[Start of Information provided]

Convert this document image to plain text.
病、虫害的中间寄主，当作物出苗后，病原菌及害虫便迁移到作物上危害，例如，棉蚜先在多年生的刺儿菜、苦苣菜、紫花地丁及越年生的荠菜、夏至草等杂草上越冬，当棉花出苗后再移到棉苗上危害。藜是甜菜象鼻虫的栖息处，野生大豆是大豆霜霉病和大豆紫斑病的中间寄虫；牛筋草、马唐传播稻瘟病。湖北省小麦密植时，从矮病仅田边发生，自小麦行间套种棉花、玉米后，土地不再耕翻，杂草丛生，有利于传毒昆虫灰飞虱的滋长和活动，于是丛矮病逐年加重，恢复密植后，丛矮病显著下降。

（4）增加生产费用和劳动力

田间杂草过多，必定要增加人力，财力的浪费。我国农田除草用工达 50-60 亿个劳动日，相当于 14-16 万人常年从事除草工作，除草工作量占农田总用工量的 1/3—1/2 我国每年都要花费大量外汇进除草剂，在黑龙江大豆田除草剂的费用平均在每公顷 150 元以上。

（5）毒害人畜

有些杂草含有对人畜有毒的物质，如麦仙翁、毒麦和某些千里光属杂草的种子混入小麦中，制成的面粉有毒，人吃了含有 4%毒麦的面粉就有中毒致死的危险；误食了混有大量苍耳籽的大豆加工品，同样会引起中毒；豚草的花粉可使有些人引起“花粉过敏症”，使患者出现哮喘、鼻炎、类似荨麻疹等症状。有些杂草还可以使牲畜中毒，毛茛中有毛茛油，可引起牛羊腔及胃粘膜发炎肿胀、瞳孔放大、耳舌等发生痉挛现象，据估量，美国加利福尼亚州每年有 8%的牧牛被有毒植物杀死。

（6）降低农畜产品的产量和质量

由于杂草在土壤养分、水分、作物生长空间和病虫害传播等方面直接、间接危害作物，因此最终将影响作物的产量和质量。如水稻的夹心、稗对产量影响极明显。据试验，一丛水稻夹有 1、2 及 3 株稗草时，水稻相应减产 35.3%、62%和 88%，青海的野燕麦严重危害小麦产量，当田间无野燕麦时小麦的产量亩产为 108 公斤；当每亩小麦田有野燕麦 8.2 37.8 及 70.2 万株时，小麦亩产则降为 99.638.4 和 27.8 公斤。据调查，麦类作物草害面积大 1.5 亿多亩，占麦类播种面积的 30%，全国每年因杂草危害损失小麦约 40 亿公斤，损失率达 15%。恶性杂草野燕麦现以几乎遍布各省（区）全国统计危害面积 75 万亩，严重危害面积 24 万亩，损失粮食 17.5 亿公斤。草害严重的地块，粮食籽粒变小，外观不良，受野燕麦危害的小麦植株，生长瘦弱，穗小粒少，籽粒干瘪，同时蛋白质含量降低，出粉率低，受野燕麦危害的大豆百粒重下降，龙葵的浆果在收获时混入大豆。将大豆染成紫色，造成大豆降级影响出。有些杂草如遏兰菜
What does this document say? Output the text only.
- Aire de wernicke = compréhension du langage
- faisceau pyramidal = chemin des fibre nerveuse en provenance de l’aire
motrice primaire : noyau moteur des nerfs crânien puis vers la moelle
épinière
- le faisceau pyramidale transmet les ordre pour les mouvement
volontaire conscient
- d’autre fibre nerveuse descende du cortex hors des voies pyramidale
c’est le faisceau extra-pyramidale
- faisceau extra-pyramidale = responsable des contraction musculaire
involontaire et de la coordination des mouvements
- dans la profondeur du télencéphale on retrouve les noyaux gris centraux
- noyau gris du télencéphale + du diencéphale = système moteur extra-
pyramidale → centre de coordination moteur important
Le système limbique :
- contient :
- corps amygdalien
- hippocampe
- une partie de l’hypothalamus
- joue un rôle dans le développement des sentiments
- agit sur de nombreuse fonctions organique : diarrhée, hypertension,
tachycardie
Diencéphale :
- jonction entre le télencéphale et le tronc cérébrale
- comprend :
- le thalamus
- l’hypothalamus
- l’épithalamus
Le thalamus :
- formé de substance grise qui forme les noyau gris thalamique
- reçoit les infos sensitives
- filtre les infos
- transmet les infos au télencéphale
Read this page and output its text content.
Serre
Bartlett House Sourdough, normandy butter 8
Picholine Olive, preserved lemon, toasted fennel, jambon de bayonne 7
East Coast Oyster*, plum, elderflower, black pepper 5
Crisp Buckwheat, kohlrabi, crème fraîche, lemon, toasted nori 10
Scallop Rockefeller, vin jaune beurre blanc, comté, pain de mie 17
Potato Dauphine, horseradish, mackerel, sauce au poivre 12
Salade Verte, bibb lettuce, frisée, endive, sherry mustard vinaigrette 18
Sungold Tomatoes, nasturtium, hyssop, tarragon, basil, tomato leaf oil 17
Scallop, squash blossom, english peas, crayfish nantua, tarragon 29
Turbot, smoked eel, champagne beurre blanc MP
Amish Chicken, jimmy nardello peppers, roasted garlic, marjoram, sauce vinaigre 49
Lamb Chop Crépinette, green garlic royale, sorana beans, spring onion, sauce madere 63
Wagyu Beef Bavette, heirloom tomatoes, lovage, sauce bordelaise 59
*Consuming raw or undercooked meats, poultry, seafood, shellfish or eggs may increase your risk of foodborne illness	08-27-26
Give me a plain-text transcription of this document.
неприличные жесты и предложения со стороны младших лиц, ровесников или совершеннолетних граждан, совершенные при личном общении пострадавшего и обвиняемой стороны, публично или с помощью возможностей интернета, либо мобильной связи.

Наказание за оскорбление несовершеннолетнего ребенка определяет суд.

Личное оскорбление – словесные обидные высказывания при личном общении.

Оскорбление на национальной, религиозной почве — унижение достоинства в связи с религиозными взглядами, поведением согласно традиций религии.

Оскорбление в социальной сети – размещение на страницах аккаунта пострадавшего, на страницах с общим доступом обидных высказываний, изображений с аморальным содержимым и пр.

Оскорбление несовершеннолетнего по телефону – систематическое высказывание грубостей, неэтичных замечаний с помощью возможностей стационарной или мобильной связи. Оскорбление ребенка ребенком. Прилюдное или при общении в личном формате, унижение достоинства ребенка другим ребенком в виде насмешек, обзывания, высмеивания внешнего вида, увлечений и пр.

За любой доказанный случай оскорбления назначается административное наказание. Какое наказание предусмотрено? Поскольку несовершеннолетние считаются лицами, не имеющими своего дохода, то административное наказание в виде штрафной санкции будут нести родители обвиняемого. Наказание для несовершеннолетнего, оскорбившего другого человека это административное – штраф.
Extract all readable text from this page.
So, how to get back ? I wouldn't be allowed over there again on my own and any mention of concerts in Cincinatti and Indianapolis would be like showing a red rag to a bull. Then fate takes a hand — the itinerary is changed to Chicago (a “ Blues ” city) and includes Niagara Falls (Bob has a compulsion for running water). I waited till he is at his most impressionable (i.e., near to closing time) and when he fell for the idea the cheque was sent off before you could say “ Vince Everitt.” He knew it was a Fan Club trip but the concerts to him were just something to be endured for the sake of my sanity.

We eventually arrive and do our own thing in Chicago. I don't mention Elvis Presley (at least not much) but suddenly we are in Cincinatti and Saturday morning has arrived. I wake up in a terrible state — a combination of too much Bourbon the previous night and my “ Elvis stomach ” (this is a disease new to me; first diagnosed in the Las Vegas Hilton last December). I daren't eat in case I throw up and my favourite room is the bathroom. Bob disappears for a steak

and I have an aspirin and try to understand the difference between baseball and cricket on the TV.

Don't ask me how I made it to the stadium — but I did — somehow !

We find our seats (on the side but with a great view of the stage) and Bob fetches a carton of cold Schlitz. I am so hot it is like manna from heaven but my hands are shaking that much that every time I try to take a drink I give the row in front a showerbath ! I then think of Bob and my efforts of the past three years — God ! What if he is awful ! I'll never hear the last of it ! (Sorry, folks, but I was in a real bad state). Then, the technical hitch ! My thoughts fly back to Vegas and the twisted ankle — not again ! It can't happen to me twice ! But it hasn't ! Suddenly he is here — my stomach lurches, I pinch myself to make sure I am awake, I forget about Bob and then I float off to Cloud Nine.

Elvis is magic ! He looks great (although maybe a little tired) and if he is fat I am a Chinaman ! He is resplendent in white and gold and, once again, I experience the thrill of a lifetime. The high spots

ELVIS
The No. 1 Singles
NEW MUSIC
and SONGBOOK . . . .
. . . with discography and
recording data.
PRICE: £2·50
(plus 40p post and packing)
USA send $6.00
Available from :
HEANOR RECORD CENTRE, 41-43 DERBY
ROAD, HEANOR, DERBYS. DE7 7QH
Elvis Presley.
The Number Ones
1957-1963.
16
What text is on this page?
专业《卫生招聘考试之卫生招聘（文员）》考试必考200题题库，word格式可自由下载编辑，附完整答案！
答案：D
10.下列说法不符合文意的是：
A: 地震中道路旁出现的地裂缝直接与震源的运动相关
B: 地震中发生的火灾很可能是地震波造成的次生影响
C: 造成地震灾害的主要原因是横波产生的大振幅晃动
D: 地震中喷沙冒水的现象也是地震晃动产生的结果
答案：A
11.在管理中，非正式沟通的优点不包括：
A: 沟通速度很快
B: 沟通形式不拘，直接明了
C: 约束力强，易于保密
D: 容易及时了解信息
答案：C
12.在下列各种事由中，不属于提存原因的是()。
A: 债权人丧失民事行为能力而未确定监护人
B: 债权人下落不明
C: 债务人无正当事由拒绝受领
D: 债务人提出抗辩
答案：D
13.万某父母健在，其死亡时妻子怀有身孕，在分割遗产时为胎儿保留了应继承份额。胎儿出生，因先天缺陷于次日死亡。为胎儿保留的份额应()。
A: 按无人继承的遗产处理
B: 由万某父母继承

[End of Information provided]

From the entries above, copy every line that holds the word "унижение".

Оскорбление на национальной, религиозной почве — унижение достоинства в связи с религиозными взглядами, поведением согласно традиций религии.
Оскорбление несовершеннолетнего по телефону – систематическое высказывание грубостей, неэтичных замечаний с помощью возможностей стационарной или мобильной связи. Оскорбление ребенка ребенком. Прилюдное или при общении в личном формате, унижение достоинства ребенка другим ребенком в виде насмешек, обзывания, высмеивания внешнего вида, увлечений и пр.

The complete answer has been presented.